* _Goal_:
Each line below should be reproduced without any alteration.
————
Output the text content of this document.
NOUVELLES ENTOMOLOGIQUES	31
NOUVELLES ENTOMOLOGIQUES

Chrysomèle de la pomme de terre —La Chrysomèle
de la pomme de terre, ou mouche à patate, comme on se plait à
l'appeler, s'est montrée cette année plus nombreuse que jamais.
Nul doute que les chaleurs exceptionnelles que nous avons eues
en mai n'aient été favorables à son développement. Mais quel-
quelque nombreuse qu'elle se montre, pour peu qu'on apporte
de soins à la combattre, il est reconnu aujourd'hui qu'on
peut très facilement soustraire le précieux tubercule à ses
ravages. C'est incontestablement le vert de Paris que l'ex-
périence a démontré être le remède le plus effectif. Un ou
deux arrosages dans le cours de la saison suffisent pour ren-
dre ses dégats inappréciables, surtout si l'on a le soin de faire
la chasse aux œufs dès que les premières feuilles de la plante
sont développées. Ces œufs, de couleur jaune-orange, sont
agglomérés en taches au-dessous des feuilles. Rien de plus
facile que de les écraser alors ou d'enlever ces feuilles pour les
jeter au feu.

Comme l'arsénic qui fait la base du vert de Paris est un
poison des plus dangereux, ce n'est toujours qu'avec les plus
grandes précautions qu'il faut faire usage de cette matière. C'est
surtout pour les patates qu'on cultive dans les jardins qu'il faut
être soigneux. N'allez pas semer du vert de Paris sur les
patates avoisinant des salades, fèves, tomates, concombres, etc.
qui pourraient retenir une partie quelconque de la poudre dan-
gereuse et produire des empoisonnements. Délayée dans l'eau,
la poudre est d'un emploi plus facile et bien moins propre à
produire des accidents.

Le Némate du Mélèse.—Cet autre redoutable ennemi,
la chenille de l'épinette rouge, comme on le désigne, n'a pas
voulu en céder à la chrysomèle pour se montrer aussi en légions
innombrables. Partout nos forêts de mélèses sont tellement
————
* _The solution_:
Output the text content of this document.
NOUVELLES ENTOMOLOGIQUES	31
NOUVELLES ENTOMOLOGIQUES

Chrysomèle de la pomme de terre —La Chrysomèle
de la pomme de terre, ou mouche à patate, comme on se plait à
l'appeler, s'est montrée cette année plus nombreuse que jamais.
Nul doute que les chaleurs exceptionnelles que nous avons eues
en mai n'aient été favorables à son développement. Mais quel-
quelque nombreuse qu'elle se montre, pour peu qu'on apporte
de soins à la combattre, il est reconnu aujourd'hui qu'on
peut très facilement soustraire le précieux tubercule à ses
ravages. C'est incontestablement le vert de Paris que l'ex-
périence a démontré être le remède le plus effectif. Un ou
deux arrosages dans le cours de la saison suffisent pour ren-
dre ses dégats inappréciables, surtout si l'on a le soin de faire
la chasse aux œufs dès que les premières feuilles de la plante
sont développées. Ces œufs, de couleur jaune-orange, sont
agglomérés en taches au-dessous des feuilles. Rien de plus
facile que de les écraser alors ou d'enlever ces feuilles pour les
jeter au feu.

Comme l'arsénic qui fait la base du vert de Paris est un
poison des plus dangereux, ce n'est toujours qu'avec les plus
grandes précautions qu'il faut faire usage de cette matière. C'est
surtout pour les patates qu'on cultive dans les jardins qu'il faut
être soigneux. N'allez pas semer du vert de Paris sur les
patates avoisinant des salades, fèves, tomates, concombres, etc.
qui pourraient retenir une partie quelconque de la poudre dan-
gereuse et produire des empoisonnements. Délayée dans l'eau,
la poudre est d'un emploi plus facile et bien moins propre à
produire des accidents.

Le Némate du Mélèse.—Cet autre redoutable ennemi,
la chenille de l'épinette rouge, comme on le désigne, n'a pas
voulu en céder à la chrysomèle pour se montrer aussi en légions
innombrables. Partout nos forêts de mélèses sont tellement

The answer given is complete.